##### Stored data

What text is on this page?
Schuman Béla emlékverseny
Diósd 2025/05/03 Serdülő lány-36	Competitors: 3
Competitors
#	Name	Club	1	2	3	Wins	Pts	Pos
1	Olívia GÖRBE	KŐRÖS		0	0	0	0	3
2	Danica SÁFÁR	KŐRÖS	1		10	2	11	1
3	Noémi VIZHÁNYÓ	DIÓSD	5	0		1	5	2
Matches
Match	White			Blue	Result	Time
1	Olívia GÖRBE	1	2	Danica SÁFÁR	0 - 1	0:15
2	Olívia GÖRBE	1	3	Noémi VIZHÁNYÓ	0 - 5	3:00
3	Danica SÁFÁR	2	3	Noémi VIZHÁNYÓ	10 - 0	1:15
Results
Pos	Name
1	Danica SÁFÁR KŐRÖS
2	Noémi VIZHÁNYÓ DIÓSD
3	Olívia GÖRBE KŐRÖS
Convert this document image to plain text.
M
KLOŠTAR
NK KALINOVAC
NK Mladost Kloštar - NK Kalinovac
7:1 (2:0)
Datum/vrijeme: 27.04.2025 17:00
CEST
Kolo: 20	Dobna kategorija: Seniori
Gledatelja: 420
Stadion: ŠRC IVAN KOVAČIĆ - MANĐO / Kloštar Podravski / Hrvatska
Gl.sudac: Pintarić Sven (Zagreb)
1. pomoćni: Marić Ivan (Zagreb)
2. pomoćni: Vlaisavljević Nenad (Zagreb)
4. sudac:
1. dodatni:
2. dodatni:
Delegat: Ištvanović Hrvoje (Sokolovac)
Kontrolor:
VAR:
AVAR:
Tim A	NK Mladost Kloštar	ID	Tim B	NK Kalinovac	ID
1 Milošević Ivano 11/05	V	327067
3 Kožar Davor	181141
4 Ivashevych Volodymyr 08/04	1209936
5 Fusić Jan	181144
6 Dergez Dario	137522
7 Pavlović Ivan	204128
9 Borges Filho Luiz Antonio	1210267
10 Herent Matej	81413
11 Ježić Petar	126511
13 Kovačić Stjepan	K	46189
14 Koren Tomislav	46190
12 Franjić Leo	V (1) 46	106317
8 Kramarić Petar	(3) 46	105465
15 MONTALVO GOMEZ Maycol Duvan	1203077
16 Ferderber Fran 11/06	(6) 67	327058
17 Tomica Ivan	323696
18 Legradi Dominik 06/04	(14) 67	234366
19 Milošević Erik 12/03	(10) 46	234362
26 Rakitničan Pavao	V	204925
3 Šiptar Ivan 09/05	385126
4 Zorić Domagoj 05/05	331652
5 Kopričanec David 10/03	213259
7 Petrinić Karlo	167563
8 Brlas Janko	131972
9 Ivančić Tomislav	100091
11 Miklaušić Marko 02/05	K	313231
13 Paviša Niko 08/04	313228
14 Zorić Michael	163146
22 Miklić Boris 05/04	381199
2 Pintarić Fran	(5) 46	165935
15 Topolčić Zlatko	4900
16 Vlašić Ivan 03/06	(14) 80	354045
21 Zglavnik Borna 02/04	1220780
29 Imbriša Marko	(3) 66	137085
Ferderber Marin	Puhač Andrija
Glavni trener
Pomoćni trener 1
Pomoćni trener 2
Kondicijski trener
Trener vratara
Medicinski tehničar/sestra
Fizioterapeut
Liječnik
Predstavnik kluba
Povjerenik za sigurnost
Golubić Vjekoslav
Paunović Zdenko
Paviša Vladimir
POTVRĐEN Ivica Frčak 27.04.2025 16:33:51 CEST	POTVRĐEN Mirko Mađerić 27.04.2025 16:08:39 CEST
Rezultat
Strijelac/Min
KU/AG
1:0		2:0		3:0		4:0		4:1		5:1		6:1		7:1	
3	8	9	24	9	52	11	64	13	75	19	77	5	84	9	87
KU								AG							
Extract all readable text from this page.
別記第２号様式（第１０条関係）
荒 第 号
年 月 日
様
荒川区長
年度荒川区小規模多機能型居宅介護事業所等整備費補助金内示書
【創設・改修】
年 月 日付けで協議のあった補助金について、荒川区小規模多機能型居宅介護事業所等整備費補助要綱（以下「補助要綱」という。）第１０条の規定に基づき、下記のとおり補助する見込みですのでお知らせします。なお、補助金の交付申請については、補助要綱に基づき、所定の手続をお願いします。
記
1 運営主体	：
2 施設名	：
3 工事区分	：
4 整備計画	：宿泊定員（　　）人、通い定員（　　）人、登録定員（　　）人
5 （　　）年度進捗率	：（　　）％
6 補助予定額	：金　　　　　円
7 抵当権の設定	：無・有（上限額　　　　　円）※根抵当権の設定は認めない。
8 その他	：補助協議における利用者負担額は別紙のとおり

##########

- [Task instructions]: Each line holding "VIZHÁNYÓ" must be found and copied.

- [The answer]:
3	Noémi VIZHÁNYÓ	DIÓSD	5	0		1	5	2
2	Olívia GÖRBE	1	3	Noémi VIZHÁNYÓ	0 - 5	3:00
3	Danica SÁFÁR	2	3	Noémi VIZHÁNYÓ	10 - 0	1:15
2	Noémi VIZHÁNYÓ DIÓSD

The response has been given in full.